- INSTRUCTIONS TO FOLLOW -
Report back each line of the records that contains the string "bell".

** START LISTED RECORDS **

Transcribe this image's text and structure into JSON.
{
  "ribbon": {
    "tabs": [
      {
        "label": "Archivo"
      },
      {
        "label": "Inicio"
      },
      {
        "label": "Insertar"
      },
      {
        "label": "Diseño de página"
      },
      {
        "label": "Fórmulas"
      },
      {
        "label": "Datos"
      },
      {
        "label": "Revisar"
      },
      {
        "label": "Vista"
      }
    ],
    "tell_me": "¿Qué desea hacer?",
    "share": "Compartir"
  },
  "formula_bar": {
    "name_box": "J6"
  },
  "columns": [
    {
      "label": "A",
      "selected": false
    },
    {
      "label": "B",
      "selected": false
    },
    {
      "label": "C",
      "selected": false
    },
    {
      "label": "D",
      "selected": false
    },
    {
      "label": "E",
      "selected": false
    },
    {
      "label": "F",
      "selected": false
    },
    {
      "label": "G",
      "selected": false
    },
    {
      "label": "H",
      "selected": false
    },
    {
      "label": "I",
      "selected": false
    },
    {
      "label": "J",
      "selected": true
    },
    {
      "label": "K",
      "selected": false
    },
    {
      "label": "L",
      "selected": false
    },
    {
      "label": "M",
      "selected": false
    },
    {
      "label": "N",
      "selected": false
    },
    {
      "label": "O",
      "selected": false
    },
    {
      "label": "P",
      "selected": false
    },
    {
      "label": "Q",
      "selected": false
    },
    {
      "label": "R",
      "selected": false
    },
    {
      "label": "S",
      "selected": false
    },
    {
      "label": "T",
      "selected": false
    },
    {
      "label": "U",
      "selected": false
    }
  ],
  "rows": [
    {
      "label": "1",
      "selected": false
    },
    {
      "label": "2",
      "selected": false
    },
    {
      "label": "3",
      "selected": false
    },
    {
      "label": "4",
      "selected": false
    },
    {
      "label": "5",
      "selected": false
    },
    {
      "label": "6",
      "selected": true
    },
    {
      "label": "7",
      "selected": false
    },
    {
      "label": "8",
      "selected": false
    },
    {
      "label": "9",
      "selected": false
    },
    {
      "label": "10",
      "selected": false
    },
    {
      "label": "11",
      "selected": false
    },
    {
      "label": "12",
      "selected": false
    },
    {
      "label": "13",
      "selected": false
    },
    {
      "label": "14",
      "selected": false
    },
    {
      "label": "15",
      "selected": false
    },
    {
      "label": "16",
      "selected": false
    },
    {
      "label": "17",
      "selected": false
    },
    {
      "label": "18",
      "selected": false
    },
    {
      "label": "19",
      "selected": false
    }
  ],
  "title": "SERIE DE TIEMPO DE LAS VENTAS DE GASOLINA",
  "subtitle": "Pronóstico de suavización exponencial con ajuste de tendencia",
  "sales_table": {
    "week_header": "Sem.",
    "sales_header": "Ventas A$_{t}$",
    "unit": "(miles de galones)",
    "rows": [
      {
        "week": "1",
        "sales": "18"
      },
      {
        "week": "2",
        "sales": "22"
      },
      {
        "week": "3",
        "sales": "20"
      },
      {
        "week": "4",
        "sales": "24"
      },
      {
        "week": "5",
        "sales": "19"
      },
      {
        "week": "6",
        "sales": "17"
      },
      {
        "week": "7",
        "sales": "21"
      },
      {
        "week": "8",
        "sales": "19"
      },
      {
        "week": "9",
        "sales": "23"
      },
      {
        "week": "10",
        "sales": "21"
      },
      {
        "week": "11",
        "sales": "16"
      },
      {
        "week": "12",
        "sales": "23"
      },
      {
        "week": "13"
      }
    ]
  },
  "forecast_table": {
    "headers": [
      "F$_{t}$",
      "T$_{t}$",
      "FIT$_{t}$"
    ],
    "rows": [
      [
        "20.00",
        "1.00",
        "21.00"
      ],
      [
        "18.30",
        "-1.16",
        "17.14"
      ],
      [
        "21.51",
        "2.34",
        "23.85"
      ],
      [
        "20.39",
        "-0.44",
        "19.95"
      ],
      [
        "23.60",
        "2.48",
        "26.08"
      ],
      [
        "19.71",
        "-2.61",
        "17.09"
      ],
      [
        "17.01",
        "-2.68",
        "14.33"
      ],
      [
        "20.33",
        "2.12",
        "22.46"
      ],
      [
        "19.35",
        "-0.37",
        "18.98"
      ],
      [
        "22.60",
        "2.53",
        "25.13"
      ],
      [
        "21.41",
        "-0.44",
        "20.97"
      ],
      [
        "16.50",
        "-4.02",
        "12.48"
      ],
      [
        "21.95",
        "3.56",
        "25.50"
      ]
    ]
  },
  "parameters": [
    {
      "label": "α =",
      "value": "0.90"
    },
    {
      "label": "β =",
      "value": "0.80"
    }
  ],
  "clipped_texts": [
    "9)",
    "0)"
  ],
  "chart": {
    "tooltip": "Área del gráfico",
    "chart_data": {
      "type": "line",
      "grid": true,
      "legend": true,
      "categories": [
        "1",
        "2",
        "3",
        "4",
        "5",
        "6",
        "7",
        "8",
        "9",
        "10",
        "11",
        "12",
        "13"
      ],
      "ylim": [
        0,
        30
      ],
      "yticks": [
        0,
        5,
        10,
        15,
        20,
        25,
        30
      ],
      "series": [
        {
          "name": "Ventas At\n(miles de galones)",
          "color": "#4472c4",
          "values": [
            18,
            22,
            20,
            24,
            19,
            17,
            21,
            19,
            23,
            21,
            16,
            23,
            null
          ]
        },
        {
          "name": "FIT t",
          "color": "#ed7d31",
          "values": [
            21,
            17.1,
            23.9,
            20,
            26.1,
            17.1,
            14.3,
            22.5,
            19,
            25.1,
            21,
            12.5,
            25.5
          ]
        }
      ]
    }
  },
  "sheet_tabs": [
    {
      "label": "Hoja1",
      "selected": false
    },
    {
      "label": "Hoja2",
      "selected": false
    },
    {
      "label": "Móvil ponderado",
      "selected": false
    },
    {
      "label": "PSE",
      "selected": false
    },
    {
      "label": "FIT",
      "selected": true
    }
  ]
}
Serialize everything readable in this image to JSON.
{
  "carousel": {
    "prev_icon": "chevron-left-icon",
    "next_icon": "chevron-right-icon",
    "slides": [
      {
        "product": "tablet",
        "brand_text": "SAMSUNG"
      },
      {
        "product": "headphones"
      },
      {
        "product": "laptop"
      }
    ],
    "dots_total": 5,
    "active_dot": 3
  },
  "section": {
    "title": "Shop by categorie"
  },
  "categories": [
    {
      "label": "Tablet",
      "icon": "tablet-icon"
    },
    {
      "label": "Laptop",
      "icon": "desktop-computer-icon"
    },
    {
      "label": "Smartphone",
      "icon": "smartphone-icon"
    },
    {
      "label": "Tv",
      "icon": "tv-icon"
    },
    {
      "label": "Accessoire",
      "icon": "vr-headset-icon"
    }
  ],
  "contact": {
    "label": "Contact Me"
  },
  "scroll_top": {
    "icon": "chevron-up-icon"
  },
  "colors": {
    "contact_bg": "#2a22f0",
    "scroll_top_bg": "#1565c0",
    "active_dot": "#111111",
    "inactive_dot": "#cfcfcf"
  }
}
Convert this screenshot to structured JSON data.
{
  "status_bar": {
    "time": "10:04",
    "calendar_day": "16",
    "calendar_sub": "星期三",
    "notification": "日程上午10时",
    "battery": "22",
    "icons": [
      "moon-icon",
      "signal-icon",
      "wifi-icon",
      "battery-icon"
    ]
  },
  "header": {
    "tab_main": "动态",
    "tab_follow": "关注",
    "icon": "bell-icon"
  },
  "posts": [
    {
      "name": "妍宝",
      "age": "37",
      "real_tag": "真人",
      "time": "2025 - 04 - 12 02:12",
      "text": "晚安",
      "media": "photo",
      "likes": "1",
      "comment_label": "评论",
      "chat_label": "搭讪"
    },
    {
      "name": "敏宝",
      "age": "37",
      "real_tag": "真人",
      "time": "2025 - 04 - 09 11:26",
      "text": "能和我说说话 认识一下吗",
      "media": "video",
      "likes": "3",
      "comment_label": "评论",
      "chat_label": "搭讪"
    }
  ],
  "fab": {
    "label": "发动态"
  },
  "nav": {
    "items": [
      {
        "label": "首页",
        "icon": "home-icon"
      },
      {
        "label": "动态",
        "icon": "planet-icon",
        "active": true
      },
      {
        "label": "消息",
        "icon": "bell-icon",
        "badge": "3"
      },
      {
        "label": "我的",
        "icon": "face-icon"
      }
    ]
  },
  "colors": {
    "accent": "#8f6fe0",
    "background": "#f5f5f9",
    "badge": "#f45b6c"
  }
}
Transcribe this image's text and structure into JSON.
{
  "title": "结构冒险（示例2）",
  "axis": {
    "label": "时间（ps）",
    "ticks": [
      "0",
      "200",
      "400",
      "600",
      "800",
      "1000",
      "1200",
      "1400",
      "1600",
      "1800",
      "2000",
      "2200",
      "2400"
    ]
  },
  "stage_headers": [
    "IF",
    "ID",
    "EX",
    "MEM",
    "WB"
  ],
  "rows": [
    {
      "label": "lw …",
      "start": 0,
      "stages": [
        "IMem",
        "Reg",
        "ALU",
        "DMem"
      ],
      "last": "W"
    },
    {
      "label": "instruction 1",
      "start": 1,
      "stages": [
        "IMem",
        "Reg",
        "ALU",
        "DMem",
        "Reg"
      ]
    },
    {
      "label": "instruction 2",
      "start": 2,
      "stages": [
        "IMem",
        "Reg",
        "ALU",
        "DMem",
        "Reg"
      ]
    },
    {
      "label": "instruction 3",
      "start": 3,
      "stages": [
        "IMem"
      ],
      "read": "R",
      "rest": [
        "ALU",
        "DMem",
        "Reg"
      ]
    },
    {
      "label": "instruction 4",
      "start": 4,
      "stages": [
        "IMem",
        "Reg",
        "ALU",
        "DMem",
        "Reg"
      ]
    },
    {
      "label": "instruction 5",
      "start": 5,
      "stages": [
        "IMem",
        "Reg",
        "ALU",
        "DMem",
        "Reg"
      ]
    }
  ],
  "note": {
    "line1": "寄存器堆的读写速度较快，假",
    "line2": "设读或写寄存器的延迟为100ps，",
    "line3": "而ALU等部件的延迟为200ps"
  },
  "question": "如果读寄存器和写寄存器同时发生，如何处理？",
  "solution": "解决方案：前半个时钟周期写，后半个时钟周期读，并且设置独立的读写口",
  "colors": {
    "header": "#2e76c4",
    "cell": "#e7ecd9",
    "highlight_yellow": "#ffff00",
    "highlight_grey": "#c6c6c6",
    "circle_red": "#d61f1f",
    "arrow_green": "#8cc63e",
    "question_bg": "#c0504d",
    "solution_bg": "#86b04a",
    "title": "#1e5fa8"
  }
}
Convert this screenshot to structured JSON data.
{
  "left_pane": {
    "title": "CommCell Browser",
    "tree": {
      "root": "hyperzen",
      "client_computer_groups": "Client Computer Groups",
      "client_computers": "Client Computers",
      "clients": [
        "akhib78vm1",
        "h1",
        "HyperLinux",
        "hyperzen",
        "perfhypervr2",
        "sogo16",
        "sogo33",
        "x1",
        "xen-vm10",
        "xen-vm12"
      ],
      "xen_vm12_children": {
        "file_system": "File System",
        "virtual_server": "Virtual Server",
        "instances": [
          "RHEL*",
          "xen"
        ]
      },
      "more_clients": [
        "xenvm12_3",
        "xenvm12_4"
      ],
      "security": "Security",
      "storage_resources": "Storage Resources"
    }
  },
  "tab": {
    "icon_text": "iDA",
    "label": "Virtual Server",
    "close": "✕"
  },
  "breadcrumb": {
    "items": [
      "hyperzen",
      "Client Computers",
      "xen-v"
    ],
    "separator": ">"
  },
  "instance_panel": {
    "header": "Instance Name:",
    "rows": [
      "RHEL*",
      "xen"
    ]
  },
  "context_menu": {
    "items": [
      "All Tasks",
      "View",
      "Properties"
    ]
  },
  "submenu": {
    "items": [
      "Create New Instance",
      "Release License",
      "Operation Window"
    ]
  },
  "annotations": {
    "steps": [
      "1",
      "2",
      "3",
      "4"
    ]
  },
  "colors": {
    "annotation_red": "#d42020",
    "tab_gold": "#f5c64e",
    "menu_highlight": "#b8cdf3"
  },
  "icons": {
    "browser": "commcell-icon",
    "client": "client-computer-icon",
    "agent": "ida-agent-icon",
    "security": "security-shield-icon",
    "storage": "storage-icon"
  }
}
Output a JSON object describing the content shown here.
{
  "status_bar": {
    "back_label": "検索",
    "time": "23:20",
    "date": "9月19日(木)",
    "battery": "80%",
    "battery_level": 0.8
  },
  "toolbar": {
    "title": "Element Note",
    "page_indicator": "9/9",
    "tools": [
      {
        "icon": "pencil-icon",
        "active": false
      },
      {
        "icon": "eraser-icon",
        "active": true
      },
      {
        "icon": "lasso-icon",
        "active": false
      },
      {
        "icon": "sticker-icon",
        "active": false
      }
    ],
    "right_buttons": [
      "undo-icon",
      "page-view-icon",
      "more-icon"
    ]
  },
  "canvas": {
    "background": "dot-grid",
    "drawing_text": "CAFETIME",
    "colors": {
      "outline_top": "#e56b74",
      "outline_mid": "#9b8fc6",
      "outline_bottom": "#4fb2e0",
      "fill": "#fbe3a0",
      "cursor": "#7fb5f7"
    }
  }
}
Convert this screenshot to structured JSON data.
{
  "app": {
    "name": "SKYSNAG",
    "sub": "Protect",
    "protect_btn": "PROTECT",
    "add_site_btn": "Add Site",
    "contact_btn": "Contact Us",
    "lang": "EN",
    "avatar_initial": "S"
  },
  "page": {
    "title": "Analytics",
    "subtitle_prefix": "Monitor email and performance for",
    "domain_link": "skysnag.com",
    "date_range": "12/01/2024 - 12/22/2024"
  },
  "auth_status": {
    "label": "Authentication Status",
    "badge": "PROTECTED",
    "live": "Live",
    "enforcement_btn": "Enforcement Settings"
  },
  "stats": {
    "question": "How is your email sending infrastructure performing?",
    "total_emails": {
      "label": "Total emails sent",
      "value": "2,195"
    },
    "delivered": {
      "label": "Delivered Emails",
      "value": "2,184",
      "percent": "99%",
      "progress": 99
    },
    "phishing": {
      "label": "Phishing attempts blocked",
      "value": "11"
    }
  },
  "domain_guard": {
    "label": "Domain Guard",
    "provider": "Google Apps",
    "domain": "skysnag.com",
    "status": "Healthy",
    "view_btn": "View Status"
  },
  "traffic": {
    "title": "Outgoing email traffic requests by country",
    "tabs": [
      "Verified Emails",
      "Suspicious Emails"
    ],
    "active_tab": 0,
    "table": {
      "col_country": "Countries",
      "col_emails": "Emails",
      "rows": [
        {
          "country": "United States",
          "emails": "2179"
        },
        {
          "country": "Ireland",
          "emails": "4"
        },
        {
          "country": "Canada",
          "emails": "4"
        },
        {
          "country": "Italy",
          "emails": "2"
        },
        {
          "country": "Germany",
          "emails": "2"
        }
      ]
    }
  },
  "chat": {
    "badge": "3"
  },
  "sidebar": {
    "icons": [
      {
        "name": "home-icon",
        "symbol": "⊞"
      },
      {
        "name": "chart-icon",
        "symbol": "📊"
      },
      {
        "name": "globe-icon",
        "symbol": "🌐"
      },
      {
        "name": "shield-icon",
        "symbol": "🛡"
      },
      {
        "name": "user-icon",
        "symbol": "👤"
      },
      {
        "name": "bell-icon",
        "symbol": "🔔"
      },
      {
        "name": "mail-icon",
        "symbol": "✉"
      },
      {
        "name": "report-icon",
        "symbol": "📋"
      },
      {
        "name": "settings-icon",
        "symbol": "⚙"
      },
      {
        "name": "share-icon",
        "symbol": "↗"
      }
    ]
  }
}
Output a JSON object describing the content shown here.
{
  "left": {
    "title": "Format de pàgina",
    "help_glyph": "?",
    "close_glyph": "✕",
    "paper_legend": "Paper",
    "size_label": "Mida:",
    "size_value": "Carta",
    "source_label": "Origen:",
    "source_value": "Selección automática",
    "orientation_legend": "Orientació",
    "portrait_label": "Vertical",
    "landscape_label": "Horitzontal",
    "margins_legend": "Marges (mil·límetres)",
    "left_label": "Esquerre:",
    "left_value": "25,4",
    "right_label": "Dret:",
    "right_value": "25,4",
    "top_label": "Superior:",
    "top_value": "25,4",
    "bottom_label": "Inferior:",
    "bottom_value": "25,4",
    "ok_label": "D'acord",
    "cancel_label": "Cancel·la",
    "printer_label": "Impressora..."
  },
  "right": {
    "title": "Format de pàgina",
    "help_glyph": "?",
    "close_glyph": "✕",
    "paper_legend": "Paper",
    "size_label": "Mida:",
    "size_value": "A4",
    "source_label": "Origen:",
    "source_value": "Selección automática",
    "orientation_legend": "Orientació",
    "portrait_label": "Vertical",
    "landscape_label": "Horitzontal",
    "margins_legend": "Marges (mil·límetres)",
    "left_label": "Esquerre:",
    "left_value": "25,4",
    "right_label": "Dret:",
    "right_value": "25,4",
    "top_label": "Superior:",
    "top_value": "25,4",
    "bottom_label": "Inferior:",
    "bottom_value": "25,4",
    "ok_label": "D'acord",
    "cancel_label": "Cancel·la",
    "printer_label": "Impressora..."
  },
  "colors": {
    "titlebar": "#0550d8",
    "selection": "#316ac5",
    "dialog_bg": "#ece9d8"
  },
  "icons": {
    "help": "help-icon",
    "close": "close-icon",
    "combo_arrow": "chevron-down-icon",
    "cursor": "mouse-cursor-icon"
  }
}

** END LISTED RECORDS **

- COMPLETE ANSWER -
    "icon": "bell-icon"
        "icon": "bell-icon",
        "name": "bell-icon",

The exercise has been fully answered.